• _Written request_
Leave out the images and repeat the listing below without a single change.

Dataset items
────────────────

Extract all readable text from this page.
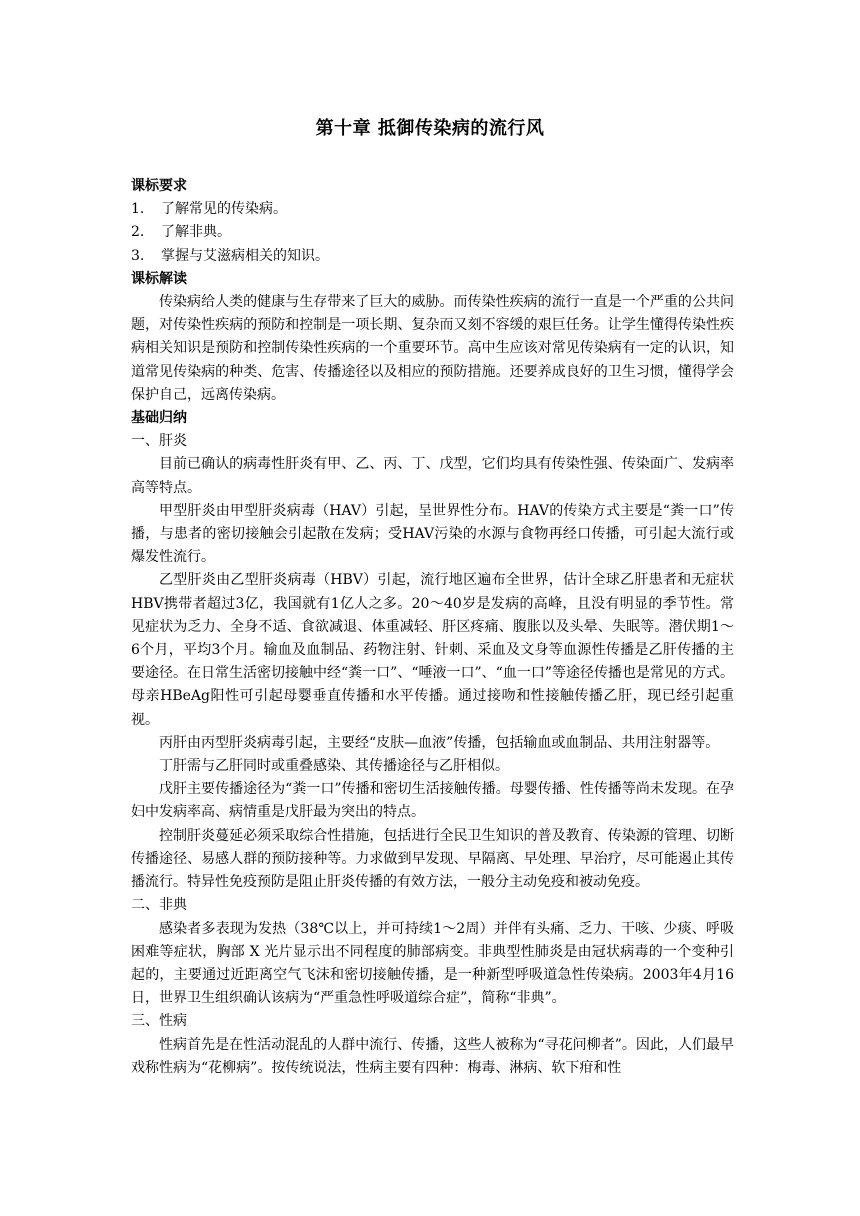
第十章 抵御传染病的流行风

课标要求

1.	了解常见的传染病。
2.	了解非典。
3.	掌握与艾滋病相关的知识。

课标解读

传染病给人类的健康与生存带来了巨大的威胁。而传染性疾病的流行一直是一个严重的公共问题，对传染性疾病的预防和控制是一项长期、复杂而又刻不容缓的艰巨任务。让学生懂得传染性疾病相关知识是预防和控制传染性疾病的一个重要环节。高中生应该对常见传染病有一定的认识，知道常见传染病的种类、危害、传播途径以及相应的预防措施。还要养成良好的卫生习惯，懂得学会保护自己，远离传染病。

基础归纳

一、肝炎

目前已确认的病毒性肝炎有甲、乙、丙、丁、戊型，它们均具有传染性强、传染面广、发病率高等特点。

甲型肝炎由甲型肝炎病毒（HAV）引起，呈世界性分布。HAV的传染方式主要是“粪一口”传播，与患者的密切接触会引起散在发病；受HAV污染的水源与食物再经口传播，可引起大流行或爆发性流行。

乙型肝炎由乙型肝炎病毒（HBV）引起，流行地区遍布全世界，估计全球乙肝患者和无症状HBV携带者超过3亿，我国就有1亿人之多。20～40岁是发病的高峰，且没有明显的季节性。常见症状为乏力、全身不适、食欲减退、体重减轻、肝区疼痛、腹胀以及头晕、失眠等。潜伏期1～6个月，平均3个月。输血及血制品、药物注射、针刺、采血及文身等血源性传播是乙肝传播的主要途径。在日常生活密切接触中经“粪一口”、“唾液一口”、“血一口”等途径传播也是常见的方式。母亲HBeAg阳性可引起母婴垂直传播和水平传播。通过接吻和性接触传播乙肝，现已经引起重视。

丙肝由丙型肝炎病毒引起，主要经“皮肤—血液”传播，包括输血或血制品、共用注射器等。

丁肝需与乙肝同时或重叠感染、其传播途径与乙肝相似。

戊肝主要传播途径为“粪一口”传播和密切生活接触传播。母婴传播、性传播等尚未发现。在孕妇中发病率高、病情重是戊肝最为突出的特点。

控制肝炎蔓延必须采取综合性措施，包括进行全民卫生知识的普及教育、传染源的管理、切断传播途径、易感人群的预防接种等。力求做到早发现、早隔离、早处理、早治疗，尽可能遏止其传播流行。特异性免疫预防是阻止肝炎传播的有效方法，一般分主动免疫和被动免疫。

二、非典

感染者多表现为发热（38℃以上，并可持续1～2周）并伴有头痛、乏力、干咳、少痰、呼吸困难等症状，胸部 X 光片显示出不同程度的肺部病变。非典型性肺炎是由冠状病毒的一个变种引起的，主要通过近距离空气飞沫和密切接触传播，是一种新型呼吸道急性传染病。2003年4月16日，世界卫生组织确认该病为“严重急性呼吸道综合症”，简称“非典”。

三、性病

性病首先是在性活动混乱的人群中流行、传播，这些人被称为“寻花问柳者”。因此，人们最早戏称性病为“花柳病”。按传统说法，性病主要有四种：梅毒、淋病、软下疳和性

────────────────

• _Reply_
Extract all readable text from this page.
第十章 抵御传染病的流行风

课标要求

1.	了解常见的传染病。
2.	了解非典。
3.	掌握与艾滋病相关的知识。

课标解读

传染病给人类的健康与生存带来了巨大的威胁。而传染性疾病的流行一直是一个严重的公共问题，对传染性疾病的预防和控制是一项长期、复杂而又刻不容缓的艰巨任务。让学生懂得传染性疾病相关知识是预防和控制传染性疾病的一个重要环节。高中生应该对常见传染病有一定的认识，知道常见传染病的种类、危害、传播途径以及相应的预防措施。还要养成良好的卫生习惯，懂得学会保护自己，远离传染病。

基础归纳

一、肝炎

目前已确认的病毒性肝炎有甲、乙、丙、丁、戊型，它们均具有传染性强、传染面广、发病率高等特点。

甲型肝炎由甲型肝炎病毒（HAV）引起，呈世界性分布。HAV的传染方式主要是“粪一口”传播，与患者的密切接触会引起散在发病；受HAV污染的水源与食物再经口传播，可引起大流行或爆发性流行。

乙型肝炎由乙型肝炎病毒（HBV）引起，流行地区遍布全世界，估计全球乙肝患者和无症状HBV携带者超过3亿，我国就有1亿人之多。20～40岁是发病的高峰，且没有明显的季节性。常见症状为乏力、全身不适、食欲减退、体重减轻、肝区疼痛、腹胀以及头晕、失眠等。潜伏期1～6个月，平均3个月。输血及血制品、药物注射、针刺、采血及文身等血源性传播是乙肝传播的主要途径。在日常生活密切接触中经“粪一口”、“唾液一口”、“血一口”等途径传播也是常见的方式。母亲HBeAg阳性可引起母婴垂直传播和水平传播。通过接吻和性接触传播乙肝，现已经引起重视。

丙肝由丙型肝炎病毒引起，主要经“皮肤—血液”传播，包括输血或血制品、共用注射器等。

丁肝需与乙肝同时或重叠感染、其传播途径与乙肝相似。

戊肝主要传播途径为“粪一口”传播和密切生活接触传播。母婴传播、性传播等尚未发现。在孕妇中发病率高、病情重是戊肝最为突出的特点。

控制肝炎蔓延必须采取综合性措施，包括进行全民卫生知识的普及教育、传染源的管理、切断传播途径、易感人群的预防接种等。力求做到早发现、早隔离、早处理、早治疗，尽可能遏止其传播流行。特异性免疫预防是阻止肝炎传播的有效方法，一般分主动免疫和被动免疫。

二、非典

感染者多表现为发热（38℃以上，并可持续1～2周）并伴有头痛、乏力、干咳、少痰、呼吸困难等症状，胸部 X 光片显示出不同程度的肺部病变。非典型性肺炎是由冠状病毒的一个变种引起的，主要通过近距离空气飞沫和密切接触传播，是一种新型呼吸道急性传染病。2003年4月16日，世界卫生组织确认该病为“严重急性呼吸道综合症”，简称“非典”。

三、性病

性病首先是在性活动混乱的人群中流行、传播，这些人被称为“寻花问柳者”。因此，人们最早戏称性病为“花柳病”。按传统说法，性病主要有四种：梅毒、淋病、软下疳和性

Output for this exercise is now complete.